Extracted records:
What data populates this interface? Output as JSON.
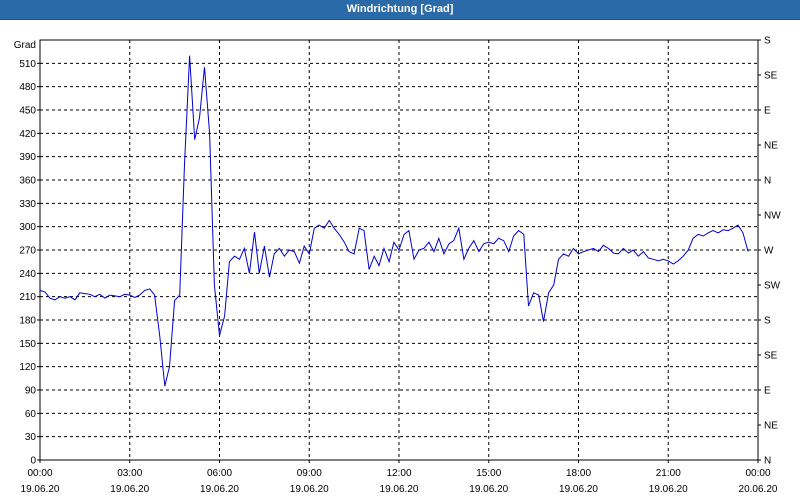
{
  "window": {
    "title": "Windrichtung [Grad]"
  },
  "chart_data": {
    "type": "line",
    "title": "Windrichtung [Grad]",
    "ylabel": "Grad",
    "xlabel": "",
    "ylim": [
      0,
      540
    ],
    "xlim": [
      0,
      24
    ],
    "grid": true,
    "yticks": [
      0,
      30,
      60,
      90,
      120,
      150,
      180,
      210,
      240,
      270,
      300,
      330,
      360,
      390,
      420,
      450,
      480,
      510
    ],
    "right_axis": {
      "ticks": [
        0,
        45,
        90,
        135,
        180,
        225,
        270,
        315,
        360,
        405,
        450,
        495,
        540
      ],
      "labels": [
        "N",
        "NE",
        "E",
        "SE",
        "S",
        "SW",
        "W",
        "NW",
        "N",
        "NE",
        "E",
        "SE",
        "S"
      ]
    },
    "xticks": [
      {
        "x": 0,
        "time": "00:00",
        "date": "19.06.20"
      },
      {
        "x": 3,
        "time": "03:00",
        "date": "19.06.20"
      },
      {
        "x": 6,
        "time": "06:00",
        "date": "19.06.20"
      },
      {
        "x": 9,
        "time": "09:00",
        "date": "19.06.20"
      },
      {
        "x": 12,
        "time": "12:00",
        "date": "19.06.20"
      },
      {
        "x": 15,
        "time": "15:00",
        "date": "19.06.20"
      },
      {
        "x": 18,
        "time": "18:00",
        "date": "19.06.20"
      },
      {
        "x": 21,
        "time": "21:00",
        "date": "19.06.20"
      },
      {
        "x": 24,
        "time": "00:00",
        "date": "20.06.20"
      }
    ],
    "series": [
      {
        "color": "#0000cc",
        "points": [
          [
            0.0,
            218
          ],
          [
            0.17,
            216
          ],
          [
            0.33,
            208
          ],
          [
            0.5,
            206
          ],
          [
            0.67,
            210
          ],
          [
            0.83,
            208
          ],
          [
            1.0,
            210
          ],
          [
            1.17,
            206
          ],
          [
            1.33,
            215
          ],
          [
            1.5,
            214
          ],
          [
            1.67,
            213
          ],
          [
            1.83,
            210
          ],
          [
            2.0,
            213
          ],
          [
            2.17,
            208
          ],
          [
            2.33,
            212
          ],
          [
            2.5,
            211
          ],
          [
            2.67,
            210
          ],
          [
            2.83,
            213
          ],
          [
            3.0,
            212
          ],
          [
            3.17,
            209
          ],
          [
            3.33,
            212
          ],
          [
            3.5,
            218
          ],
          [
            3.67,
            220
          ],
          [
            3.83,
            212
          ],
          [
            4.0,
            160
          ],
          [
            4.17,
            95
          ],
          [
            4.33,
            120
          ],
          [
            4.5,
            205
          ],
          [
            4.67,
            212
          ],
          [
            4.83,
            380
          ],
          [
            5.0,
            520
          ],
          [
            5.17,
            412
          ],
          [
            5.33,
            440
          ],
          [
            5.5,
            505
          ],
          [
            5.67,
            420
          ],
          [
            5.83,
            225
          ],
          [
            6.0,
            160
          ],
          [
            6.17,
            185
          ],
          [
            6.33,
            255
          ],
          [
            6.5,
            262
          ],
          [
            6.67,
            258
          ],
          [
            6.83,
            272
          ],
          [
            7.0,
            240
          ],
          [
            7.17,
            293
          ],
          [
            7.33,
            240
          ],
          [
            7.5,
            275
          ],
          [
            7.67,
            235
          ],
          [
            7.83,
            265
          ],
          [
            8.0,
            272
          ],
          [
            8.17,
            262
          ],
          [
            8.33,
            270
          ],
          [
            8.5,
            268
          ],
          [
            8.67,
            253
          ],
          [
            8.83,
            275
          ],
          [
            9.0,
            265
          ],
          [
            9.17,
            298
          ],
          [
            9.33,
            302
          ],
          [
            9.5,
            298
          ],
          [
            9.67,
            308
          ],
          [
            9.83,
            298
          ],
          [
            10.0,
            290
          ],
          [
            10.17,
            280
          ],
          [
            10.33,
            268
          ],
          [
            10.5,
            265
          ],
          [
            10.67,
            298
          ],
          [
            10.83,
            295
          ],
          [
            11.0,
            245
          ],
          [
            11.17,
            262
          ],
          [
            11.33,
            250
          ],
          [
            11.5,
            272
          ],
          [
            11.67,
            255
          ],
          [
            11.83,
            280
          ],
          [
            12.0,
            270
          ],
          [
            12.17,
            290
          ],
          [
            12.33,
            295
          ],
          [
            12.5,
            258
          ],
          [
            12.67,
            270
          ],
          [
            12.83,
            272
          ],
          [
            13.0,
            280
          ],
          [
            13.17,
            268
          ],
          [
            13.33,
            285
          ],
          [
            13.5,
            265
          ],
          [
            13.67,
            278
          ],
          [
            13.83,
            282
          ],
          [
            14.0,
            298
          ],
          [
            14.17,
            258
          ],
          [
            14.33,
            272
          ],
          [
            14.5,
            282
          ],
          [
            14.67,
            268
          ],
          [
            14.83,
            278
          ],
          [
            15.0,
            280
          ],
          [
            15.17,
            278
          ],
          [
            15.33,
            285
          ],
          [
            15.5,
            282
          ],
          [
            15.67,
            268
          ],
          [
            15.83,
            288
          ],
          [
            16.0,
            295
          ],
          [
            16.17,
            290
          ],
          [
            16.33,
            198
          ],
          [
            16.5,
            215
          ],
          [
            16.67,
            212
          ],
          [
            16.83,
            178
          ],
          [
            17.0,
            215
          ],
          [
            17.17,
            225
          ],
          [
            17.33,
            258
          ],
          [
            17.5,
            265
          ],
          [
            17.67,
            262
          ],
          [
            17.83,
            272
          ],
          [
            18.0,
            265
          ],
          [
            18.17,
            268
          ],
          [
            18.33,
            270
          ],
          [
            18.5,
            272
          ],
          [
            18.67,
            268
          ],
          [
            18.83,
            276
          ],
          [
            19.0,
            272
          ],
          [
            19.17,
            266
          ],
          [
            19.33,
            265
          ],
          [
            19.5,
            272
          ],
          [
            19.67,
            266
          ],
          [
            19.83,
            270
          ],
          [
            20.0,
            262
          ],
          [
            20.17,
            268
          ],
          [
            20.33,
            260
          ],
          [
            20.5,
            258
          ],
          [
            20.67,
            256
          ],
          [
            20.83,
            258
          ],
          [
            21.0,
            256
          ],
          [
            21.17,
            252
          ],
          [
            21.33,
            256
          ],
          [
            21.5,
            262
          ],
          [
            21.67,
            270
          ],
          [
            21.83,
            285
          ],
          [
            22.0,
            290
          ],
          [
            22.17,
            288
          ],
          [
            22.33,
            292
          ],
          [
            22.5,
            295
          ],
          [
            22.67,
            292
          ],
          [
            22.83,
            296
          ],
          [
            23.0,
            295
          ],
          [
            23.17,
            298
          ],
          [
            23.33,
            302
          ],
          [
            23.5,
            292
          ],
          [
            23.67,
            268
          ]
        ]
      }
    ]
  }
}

TASK OBJECTIVE
State the number of lines in the preceding entries that include the word "Grad". Provide nothing else.

SOLVED PROBLEM
3